(Rows from a figure dataset)

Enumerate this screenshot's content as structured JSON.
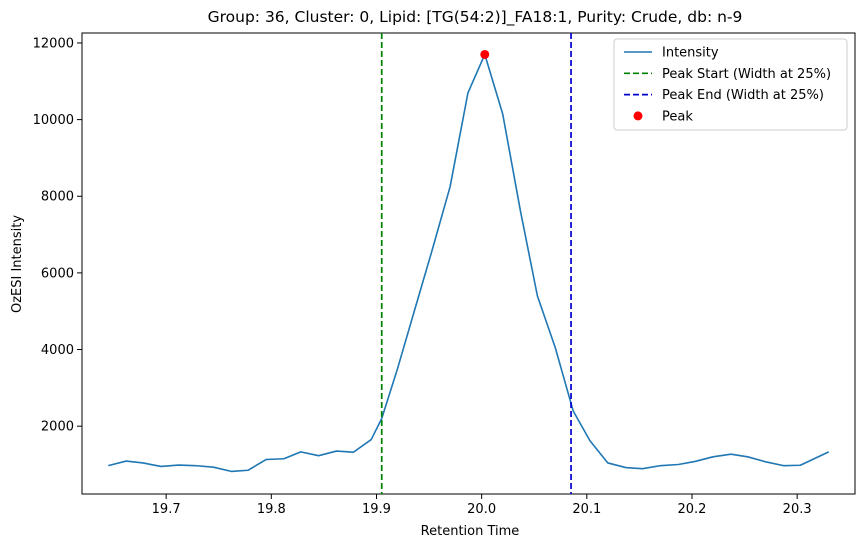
{
  "chart_data": {
    "type": "line",
    "title": "Group: 36, Cluster: 0, Lipid: [TG(54:2)]_FA18:1, Purity: Crude, db: n-9",
    "xlabel": "Retention Time",
    "ylabel": "OzESI Intensity",
    "xlim": [
      19.62,
      20.355
    ],
    "ylim": [
      230,
      12260
    ],
    "xticks": [
      19.7,
      19.8,
      19.9,
      20.0,
      20.1,
      20.2,
      20.3
    ],
    "xtick_labels": [
      "19.7",
      "19.8",
      "19.9",
      "20.0",
      "20.1",
      "20.2",
      "20.3"
    ],
    "yticks": [
      2000,
      4000,
      6000,
      8000,
      10000,
      12000
    ],
    "ytick_labels": [
      "2000",
      "4000",
      "6000",
      "8000",
      "10000",
      "12000"
    ],
    "grid": false,
    "legend_position": "top-right",
    "series": [
      {
        "name": "Intensity",
        "color": "#1f77b4",
        "style": "solid",
        "x": [
          19.645,
          19.662,
          19.678,
          19.695,
          19.712,
          19.728,
          19.745,
          19.762,
          19.778,
          19.795,
          19.812,
          19.828,
          19.845,
          19.862,
          19.878,
          19.895,
          19.905,
          19.92,
          19.937,
          19.953,
          19.97,
          19.987,
          20.003,
          20.02,
          20.037,
          20.053,
          20.07,
          20.087,
          20.103,
          20.12,
          20.137,
          20.153,
          20.17,
          20.187,
          20.203,
          20.22,
          20.237,
          20.253,
          20.27,
          20.287,
          20.303,
          20.33
        ],
        "values": [
          970,
          1090,
          1040,
          950,
          985,
          970,
          930,
          820,
          850,
          1130,
          1150,
          1330,
          1230,
          1350,
          1320,
          1650,
          2200,
          3500,
          5100,
          6600,
          8250,
          10700,
          11700,
          10150,
          7600,
          5400,
          4050,
          2400,
          1620,
          1040,
          920,
          890,
          970,
          1000,
          1080,
          1200,
          1270,
          1200,
          1070,
          970,
          980,
          1330
        ]
      },
      {
        "name": "Peak Start (Width at 25%)",
        "color": "#008000",
        "style": "dashed",
        "vline_x": 19.905
      },
      {
        "name": "Peak End (Width at 25%)",
        "color": "#0000cc",
        "style": "dashed",
        "vline_x": 20.085
      },
      {
        "name": "Peak",
        "color": "#ff0000",
        "style": "marker",
        "x": [
          20.003
        ],
        "values": [
          11700
        ]
      }
    ]
  }
}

→ Work to do
Only lines with the word "style" are wanted, so copy each one from the records.

→ Solution for this exercise
        "style": "solid",
        "style": "dashed",
        "style": "dashed",
        "style": "marker",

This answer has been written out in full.